--- begin ---

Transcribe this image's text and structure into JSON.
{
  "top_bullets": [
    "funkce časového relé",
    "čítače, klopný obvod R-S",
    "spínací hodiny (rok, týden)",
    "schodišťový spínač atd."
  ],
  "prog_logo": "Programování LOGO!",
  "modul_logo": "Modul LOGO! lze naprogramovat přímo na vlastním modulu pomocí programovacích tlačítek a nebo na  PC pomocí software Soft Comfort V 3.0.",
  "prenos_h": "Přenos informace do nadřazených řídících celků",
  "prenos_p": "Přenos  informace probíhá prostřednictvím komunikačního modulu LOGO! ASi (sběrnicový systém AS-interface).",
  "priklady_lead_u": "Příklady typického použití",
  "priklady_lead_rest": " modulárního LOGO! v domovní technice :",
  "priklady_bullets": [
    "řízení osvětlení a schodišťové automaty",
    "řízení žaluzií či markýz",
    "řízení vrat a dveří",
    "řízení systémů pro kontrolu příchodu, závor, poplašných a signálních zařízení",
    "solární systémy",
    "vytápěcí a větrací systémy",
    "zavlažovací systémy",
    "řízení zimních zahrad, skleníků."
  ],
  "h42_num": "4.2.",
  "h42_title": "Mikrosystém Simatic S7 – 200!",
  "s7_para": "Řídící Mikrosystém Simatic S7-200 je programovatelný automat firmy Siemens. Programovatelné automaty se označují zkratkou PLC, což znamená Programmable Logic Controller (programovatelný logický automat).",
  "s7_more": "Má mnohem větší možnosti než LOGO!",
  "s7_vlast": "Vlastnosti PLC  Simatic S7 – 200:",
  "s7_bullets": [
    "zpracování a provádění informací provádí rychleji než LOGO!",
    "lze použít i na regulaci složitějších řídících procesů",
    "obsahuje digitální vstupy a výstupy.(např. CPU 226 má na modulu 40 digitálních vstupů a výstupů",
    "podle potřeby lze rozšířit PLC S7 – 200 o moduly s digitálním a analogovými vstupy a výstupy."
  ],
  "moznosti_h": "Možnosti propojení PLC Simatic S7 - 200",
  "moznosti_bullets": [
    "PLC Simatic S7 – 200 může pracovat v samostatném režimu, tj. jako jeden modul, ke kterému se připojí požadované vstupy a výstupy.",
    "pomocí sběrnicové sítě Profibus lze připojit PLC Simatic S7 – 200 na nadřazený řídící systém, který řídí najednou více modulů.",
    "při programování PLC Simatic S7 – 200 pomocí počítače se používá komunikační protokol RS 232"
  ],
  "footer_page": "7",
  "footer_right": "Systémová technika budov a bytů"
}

--- end ---

#### [The request]
Please output the entire listing exactly as it stands.

#### [Response to this task]
Transcribe this image's text and structure into JSON.
{
  "top_bullets": [
    "funkce časového relé",
    "čítače, klopný obvod R-S",
    "spínací hodiny (rok, týden)",
    "schodišťový spínač atd."
  ],
  "prog_logo": "Programování LOGO!",
  "modul_logo": "Modul LOGO! lze naprogramovat přímo na vlastním modulu pomocí programovacích tlačítek a nebo na  PC pomocí software Soft Comfort V 3.0.",
  "prenos_h": "Přenos informace do nadřazených řídících celků",
  "prenos_p": "Přenos  informace probíhá prostřednictvím komunikačního modulu LOGO! ASi (sběrnicový systém AS-interface).",
  "priklady_lead_u": "Příklady typického použití",
  "priklady_lead_rest": " modulárního LOGO! v domovní technice :",
  "priklady_bullets": [
    "řízení osvětlení a schodišťové automaty",
    "řízení žaluzií či markýz",
    "řízení vrat a dveří",
    "řízení systémů pro kontrolu příchodu, závor, poplašných a signálních zařízení",
    "solární systémy",
    "vytápěcí a větrací systémy",
    "zavlažovací systémy",
    "řízení zimních zahrad, skleníků."
  ],
  "h42_num": "4.2.",
  "h42_title": "Mikrosystém Simatic S7 – 200!",
  "s7_para": "Řídící Mikrosystém Simatic S7-200 je programovatelný automat firmy Siemens. Programovatelné automaty se označují zkratkou PLC, což znamená Programmable Logic Controller (programovatelný logický automat).",
  "s7_more": "Má mnohem větší možnosti než LOGO!",
  "s7_vlast": "Vlastnosti PLC  Simatic S7 – 200:",
  "s7_bullets": [
    "zpracování a provádění informací provádí rychleji než LOGO!",
    "lze použít i na regulaci složitějších řídících procesů",
    "obsahuje digitální vstupy a výstupy.(např. CPU 226 má na modulu 40 digitálních vstupů a výstupů",
    "podle potřeby lze rozšířit PLC S7 – 200 o moduly s digitálním a analogovými vstupy a výstupy."
  ],
  "moznosti_h": "Možnosti propojení PLC Simatic S7 - 200",
  "moznosti_bullets": [
    "PLC Simatic S7 – 200 může pracovat v samostatném režimu, tj. jako jeden modul, ke kterému se připojí požadované vstupy a výstupy.",
    "pomocí sběrnicové sítě Profibus lze připojit PLC Simatic S7 – 200 na nadřazený řídící systém, který řídí najednou více modulů.",
    "při programování PLC Simatic S7 – 200 pomocí počítače se používá komunikační protokol RS 232"
  ],
  "footer_page": "7",
  "footer_right": "Systémová technika budov a bytů"
}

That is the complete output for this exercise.